Exercise task:
Reproduce the following records exactly from the line containing "Convert this screenshot" onward, ending with the last line and including it.

Recorded data:

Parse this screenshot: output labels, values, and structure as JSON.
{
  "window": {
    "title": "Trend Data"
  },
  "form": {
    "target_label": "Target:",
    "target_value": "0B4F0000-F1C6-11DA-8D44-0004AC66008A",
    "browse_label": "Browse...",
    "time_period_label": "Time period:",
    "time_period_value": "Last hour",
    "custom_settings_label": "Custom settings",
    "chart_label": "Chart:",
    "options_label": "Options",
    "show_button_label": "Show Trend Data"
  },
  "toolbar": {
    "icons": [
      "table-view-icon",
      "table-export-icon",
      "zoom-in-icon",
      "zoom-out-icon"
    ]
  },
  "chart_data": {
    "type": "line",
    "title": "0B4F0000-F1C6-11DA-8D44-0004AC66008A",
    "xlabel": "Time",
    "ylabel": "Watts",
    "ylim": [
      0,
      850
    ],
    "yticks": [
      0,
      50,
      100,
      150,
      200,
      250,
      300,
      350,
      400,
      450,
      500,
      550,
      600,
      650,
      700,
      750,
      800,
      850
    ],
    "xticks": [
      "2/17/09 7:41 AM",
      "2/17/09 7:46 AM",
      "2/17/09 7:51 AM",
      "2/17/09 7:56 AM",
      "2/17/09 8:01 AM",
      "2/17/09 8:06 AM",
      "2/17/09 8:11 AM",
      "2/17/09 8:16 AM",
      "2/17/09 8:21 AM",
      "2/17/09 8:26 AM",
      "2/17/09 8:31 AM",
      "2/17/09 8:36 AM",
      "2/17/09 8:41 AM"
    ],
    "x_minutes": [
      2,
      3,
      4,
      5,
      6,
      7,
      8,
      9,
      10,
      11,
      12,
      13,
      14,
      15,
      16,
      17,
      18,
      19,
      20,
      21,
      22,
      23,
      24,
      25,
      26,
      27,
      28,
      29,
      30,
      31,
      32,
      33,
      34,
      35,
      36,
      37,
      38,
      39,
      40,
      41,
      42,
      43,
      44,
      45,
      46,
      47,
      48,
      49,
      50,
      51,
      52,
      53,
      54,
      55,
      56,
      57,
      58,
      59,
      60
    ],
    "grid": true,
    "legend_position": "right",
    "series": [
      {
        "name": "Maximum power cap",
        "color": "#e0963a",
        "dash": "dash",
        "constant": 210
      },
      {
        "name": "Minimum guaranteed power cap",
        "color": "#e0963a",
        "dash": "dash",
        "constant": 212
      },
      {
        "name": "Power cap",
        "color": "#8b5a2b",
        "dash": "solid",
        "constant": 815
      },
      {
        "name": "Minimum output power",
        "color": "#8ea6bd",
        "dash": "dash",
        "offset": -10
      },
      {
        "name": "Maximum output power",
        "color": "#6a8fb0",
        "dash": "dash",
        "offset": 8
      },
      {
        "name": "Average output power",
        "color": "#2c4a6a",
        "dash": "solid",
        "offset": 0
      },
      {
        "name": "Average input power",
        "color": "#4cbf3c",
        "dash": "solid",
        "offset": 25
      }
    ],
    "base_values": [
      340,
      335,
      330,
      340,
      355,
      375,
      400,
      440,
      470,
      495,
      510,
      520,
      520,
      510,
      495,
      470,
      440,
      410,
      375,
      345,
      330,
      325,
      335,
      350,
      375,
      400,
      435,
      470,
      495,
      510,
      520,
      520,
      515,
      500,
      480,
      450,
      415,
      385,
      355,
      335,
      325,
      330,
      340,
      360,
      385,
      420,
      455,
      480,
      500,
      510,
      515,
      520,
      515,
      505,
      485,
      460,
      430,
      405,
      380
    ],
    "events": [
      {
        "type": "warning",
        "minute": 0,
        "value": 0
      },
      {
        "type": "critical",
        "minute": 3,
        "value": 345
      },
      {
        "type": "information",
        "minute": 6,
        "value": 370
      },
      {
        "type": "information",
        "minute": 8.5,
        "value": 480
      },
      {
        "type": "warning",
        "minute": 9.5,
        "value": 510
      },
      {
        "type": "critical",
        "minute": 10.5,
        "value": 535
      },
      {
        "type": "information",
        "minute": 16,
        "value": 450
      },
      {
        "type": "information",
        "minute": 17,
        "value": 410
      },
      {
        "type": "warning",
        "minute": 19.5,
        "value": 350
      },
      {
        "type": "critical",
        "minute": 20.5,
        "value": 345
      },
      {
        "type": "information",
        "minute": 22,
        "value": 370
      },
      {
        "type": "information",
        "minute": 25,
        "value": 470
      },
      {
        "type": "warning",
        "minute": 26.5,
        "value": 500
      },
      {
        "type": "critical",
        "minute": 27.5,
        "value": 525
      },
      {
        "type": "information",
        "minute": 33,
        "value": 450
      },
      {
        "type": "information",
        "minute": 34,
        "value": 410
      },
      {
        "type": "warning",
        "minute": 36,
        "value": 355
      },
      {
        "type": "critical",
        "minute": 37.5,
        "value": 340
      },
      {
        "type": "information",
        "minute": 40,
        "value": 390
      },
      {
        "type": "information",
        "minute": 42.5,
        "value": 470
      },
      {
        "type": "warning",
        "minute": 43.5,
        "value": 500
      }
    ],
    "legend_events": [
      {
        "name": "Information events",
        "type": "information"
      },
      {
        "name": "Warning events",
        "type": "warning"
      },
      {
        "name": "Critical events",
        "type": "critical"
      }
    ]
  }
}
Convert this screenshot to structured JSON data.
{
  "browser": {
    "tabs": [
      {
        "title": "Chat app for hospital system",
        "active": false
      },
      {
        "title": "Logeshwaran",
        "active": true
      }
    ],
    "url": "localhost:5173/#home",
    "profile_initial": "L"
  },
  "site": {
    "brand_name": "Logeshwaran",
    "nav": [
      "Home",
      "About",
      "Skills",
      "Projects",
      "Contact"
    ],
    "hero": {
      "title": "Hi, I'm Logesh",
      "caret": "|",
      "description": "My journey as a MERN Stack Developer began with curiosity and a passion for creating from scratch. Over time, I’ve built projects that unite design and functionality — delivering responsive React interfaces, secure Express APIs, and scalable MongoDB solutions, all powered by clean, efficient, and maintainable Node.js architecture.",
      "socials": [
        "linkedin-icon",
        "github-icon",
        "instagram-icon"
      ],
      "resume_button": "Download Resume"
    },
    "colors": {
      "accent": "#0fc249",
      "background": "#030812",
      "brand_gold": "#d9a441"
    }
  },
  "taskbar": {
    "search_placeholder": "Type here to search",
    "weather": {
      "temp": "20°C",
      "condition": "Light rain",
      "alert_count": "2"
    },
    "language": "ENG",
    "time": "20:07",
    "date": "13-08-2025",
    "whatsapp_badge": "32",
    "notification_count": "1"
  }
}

Reply to the exercise:
Convert this screenshot to structured JSON data.
{
  "browser": {
    "tabs": [
      {
        "title": "Chat app for hospital system",
        "active": false
      },
      {
        "title": "Logeshwaran",
        "active": true
      }
    ],
    "url": "localhost:5173/#home",
    "profile_initial": "L"
  },
  "site": {
    "brand_name": "Logeshwaran",
    "nav": [
      "Home",
      "About",
      "Skills",
      "Projects",
      "Contact"
    ],
    "hero": {
      "title": "Hi, I'm Logesh",
      "caret": "|",
      "description": "My journey as a MERN Stack Developer began with curiosity and a passion for creating from scratch. Over time, I’ve built projects that unite design and functionality — delivering responsive React interfaces, secure Express APIs, and scalable MongoDB solutions, all powered by clean, efficient, and maintainable Node.js architecture.",
      "socials": [
        "linkedin-icon",
        "github-icon",
        "instagram-icon"
      ],
      "resume_button": "Download Resume"
    },
    "colors": {
      "accent": "#0fc249",
      "background": "#030812",
      "brand_gold": "#d9a441"
    }
  },
  "taskbar": {
    "search_placeholder": "Type here to search",
    "weather": {
      "temp": "20°C",
      "condition": "Light rain",
      "alert_count": "2"
    },
    "language": "ENG",
    "time": "20:07",
    "date": "13-08-2025",
    "whatsapp_badge": "32",
    "notification_count": "1"
  }
}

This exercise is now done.